(Stored data)
********************
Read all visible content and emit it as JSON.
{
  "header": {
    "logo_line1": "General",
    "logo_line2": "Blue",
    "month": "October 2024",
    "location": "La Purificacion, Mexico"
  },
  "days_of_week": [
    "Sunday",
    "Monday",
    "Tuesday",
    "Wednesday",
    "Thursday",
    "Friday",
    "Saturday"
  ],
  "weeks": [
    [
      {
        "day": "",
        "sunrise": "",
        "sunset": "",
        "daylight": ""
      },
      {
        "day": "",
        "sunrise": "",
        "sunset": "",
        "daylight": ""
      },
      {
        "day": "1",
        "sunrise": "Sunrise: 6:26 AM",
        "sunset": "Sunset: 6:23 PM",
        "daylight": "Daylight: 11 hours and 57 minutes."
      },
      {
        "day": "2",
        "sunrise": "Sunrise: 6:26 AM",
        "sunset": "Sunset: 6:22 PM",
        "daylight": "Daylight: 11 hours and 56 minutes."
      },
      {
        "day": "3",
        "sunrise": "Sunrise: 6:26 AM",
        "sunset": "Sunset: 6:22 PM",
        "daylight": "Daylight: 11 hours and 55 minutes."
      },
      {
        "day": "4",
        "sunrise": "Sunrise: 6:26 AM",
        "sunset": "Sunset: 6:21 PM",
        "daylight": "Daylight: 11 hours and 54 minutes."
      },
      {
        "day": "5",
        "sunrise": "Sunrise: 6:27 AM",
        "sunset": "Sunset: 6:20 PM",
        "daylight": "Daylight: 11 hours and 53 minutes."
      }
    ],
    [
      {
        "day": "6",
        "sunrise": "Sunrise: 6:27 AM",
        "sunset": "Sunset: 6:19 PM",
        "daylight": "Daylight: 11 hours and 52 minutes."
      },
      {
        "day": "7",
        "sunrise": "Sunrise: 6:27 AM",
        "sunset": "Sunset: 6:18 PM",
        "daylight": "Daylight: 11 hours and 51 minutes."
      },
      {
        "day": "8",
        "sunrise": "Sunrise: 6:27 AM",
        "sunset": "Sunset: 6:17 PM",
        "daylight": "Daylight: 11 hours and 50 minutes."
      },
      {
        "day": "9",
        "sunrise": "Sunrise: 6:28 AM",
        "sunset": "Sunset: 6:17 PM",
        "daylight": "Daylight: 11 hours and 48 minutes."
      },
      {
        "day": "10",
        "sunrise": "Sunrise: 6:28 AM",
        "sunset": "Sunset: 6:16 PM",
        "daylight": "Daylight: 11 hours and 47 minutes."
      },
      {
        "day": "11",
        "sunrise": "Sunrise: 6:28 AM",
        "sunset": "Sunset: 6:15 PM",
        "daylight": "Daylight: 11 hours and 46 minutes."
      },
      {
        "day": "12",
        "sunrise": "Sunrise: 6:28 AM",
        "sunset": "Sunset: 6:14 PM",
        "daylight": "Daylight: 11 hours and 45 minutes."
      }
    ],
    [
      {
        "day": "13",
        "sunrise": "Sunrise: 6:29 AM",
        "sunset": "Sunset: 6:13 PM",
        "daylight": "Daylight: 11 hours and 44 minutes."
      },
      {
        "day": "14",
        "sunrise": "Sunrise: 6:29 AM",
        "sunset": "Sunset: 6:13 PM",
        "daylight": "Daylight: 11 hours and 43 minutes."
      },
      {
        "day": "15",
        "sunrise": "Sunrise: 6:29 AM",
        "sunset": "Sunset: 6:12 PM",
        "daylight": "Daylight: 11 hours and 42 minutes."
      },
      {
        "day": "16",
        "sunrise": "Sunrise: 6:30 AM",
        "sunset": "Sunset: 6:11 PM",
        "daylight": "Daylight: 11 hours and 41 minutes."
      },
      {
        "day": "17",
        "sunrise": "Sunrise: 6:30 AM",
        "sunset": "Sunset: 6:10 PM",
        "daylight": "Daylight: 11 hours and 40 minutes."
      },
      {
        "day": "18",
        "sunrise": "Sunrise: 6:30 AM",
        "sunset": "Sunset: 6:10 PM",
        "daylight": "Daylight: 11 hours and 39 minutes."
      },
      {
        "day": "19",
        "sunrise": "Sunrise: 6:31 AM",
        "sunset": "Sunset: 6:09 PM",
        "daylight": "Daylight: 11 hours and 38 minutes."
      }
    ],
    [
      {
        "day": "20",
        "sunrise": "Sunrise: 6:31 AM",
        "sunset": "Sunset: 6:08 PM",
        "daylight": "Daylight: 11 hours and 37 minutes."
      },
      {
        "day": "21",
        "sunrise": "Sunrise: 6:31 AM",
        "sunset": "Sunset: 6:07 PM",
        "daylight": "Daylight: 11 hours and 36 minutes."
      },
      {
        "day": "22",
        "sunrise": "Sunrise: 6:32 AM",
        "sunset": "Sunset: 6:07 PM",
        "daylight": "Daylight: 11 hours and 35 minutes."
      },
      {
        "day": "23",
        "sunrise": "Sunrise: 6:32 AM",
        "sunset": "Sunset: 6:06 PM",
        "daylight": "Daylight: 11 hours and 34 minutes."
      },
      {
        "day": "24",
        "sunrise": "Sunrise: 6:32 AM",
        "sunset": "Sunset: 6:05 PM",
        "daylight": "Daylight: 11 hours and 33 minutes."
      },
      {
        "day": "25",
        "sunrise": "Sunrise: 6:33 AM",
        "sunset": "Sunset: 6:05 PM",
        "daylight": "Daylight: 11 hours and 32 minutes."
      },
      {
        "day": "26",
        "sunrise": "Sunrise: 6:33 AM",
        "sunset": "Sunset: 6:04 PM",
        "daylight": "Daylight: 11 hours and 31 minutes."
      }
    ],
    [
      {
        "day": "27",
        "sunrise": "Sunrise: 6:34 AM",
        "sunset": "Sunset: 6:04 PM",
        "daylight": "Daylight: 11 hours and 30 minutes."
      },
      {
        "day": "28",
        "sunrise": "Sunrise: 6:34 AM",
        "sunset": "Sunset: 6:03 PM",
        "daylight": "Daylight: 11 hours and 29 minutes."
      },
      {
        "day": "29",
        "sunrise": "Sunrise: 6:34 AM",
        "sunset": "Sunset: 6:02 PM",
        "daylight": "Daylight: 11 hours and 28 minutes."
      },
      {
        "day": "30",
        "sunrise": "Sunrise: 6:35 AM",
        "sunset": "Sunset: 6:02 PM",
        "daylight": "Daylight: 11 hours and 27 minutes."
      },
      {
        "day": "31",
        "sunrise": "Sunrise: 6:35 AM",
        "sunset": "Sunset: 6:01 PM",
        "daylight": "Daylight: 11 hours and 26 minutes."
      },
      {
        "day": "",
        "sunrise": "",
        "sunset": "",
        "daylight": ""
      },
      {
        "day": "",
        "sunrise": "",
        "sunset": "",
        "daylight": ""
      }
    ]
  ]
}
********************
● **SET TASK**
Write every record out again, unaltered.

● **COMPLETE ANSWER**
Read all visible content and emit it as JSON.
{
  "header": {
    "logo_line1": "General",
    "logo_line2": "Blue",
    "month": "October 2024",
    "location": "La Purificacion, Mexico"
  },
  "days_of_week": [
    "Sunday",
    "Monday",
    "Tuesday",
    "Wednesday",
    "Thursday",
    "Friday",
    "Saturday"
  ],
  "weeks": [
    [
      {
        "day": "",
        "sunrise": "",
        "sunset": "",
        "daylight": ""
      },
      {
        "day": "",
        "sunrise": "",
        "sunset": "",
        "daylight": ""
      },
      {
        "day": "1",
        "sunrise": "Sunrise: 6:26 AM",
        "sunset": "Sunset: 6:23 PM",
        "daylight": "Daylight: 11 hours and 57 minutes."
      },
      {
        "day": "2",
        "sunrise": "Sunrise: 6:26 AM",
        "sunset": "Sunset: 6:22 PM",
        "daylight": "Daylight: 11 hours and 56 minutes."
      },
      {
        "day": "3",
        "sunrise": "Sunrise: 6:26 AM",
        "sunset": "Sunset: 6:22 PM",
        "daylight": "Daylight: 11 hours and 55 minutes."
      },
      {
        "day": "4",
        "sunrise": "Sunrise: 6:26 AM",
        "sunset": "Sunset: 6:21 PM",
        "daylight": "Daylight: 11 hours and 54 minutes."
      },
      {
        "day": "5",
        "sunrise": "Sunrise: 6:27 AM",
        "sunset": "Sunset: 6:20 PM",
        "daylight": "Daylight: 11 hours and 53 minutes."
      }
    ],
    [
      {
        "day": "6",
        "sunrise": "Sunrise: 6:27 AM",
        "sunset": "Sunset: 6:19 PM",
        "daylight": "Daylight: 11 hours and 52 minutes."
      },
      {
        "day": "7",
        "sunrise": "Sunrise: 6:27 AM",
        "sunset": "Sunset: 6:18 PM",
        "daylight": "Daylight: 11 hours and 51 minutes."
      },
      {
        "day": "8",
        "sunrise": "Sunrise: 6:27 AM",
        "sunset": "Sunset: 6:17 PM",
        "daylight": "Daylight: 11 hours and 50 minutes."
      },
      {
        "day": "9",
        "sunrise": "Sunrise: 6:28 AM",
        "sunset": "Sunset: 6:17 PM",
        "daylight": "Daylight: 11 hours and 48 minutes."
      },
      {
        "day": "10",
        "sunrise": "Sunrise: 6:28 AM",
        "sunset": "Sunset: 6:16 PM",
        "daylight": "Daylight: 11 hours and 47 minutes."
      },
      {
        "day": "11",
        "sunrise": "Sunrise: 6:28 AM",
        "sunset": "Sunset: 6:15 PM",
        "daylight": "Daylight: 11 hours and 46 minutes."
      },
      {
        "day": "12",
        "sunrise": "Sunrise: 6:28 AM",
        "sunset": "Sunset: 6:14 PM",
        "daylight": "Daylight: 11 hours and 45 minutes."
      }
    ],
    [
      {
        "day": "13",
        "sunrise": "Sunrise: 6:29 AM",
        "sunset": "Sunset: 6:13 PM",
        "daylight": "Daylight: 11 hours and 44 minutes."
      },
      {
        "day": "14",
        "sunrise": "Sunrise: 6:29 AM",
        "sunset": "Sunset: 6:13 PM",
        "daylight": "Daylight: 11 hours and 43 minutes."
      },
      {
        "day": "15",
        "sunrise": "Sunrise: 6:29 AM",
        "sunset": "Sunset: 6:12 PM",
        "daylight": "Daylight: 11 hours and 42 minutes."
      },
      {
        "day": "16",
        "sunrise": "Sunrise: 6:30 AM",
        "sunset": "Sunset: 6:11 PM",
        "daylight": "Daylight: 11 hours and 41 minutes."
      },
      {
        "day": "17",
        "sunrise": "Sunrise: 6:30 AM",
        "sunset": "Sunset: 6:10 PM",
        "daylight": "Daylight: 11 hours and 40 minutes."
      },
      {
        "day": "18",
        "sunrise": "Sunrise: 6:30 AM",
        "sunset": "Sunset: 6:10 PM",
        "daylight": "Daylight: 11 hours and 39 minutes."
      },
      {
        "day": "19",
        "sunrise": "Sunrise: 6:31 AM",
        "sunset": "Sunset: 6:09 PM",
        "daylight": "Daylight: 11 hours and 38 minutes."
      }
    ],
    [
      {
        "day": "20",
        "sunrise": "Sunrise: 6:31 AM",
        "sunset": "Sunset: 6:08 PM",
        "daylight": "Daylight: 11 hours and 37 minutes."
      },
      {
        "day": "21",
        "sunrise": "Sunrise: 6:31 AM",
        "sunset": "Sunset: 6:07 PM",
        "daylight": "Daylight: 11 hours and 36 minutes."
      },
      {
        "day": "22",
        "sunrise": "Sunrise: 6:32 AM",
        "sunset": "Sunset: 6:07 PM",
        "daylight": "Daylight: 11 hours and 35 minutes."
      },
      {
        "day": "23",
        "sunrise": "Sunrise: 6:32 AM",
        "sunset": "Sunset: 6:06 PM",
        "daylight": "Daylight: 11 hours and 34 minutes."
      },
      {
        "day": "24",
        "sunrise": "Sunrise: 6:32 AM",
        "sunset": "Sunset: 6:05 PM",
        "daylight": "Daylight: 11 hours and 33 minutes."
      },
      {
        "day": "25",
        "sunrise": "Sunrise: 6:33 AM",
        "sunset": "Sunset: 6:05 PM",
        "daylight": "Daylight: 11 hours and 32 minutes."
      },
      {
        "day": "26",
        "sunrise": "Sunrise: 6:33 AM",
        "sunset": "Sunset: 6:04 PM",
        "daylight": "Daylight: 11 hours and 31 minutes."
      }
    ],
    [
      {
        "day": "27",
        "sunrise": "Sunrise: 6:34 AM",
        "sunset": "Sunset: 6:04 PM",
        "daylight": "Daylight: 11 hours and 30 minutes."
      },
      {
        "day": "28",
        "sunrise": "Sunrise: 6:34 AM",
        "sunset": "Sunset: 6:03 PM",
        "daylight": "Daylight: 11 hours and 29 minutes."
      },
      {
        "day": "29",
        "sunrise": "Sunrise: 6:34 AM",
        "sunset": "Sunset: 6:02 PM",
        "daylight": "Daylight: 11 hours and 28 minutes."
      },
      {
        "day": "30",
        "sunrise": "Sunrise: 6:35 AM",
        "sunset": "Sunset: 6:02 PM",
        "daylight": "Daylight: 11 hours and 27 minutes."
      },
      {
        "day": "31",
        "sunrise": "Sunrise: 6:35 AM",
        "sunset": "Sunset: 6:01 PM",
        "daylight": "Daylight: 11 hours and 26 minutes."
      },
      {
        "day": "",
        "sunrise": "",
        "sunset": "",
        "daylight": ""
      },
      {
        "day": "",
        "sunrise": "",
        "sunset": "",
        "daylight": ""
      }
    ]
  ]
}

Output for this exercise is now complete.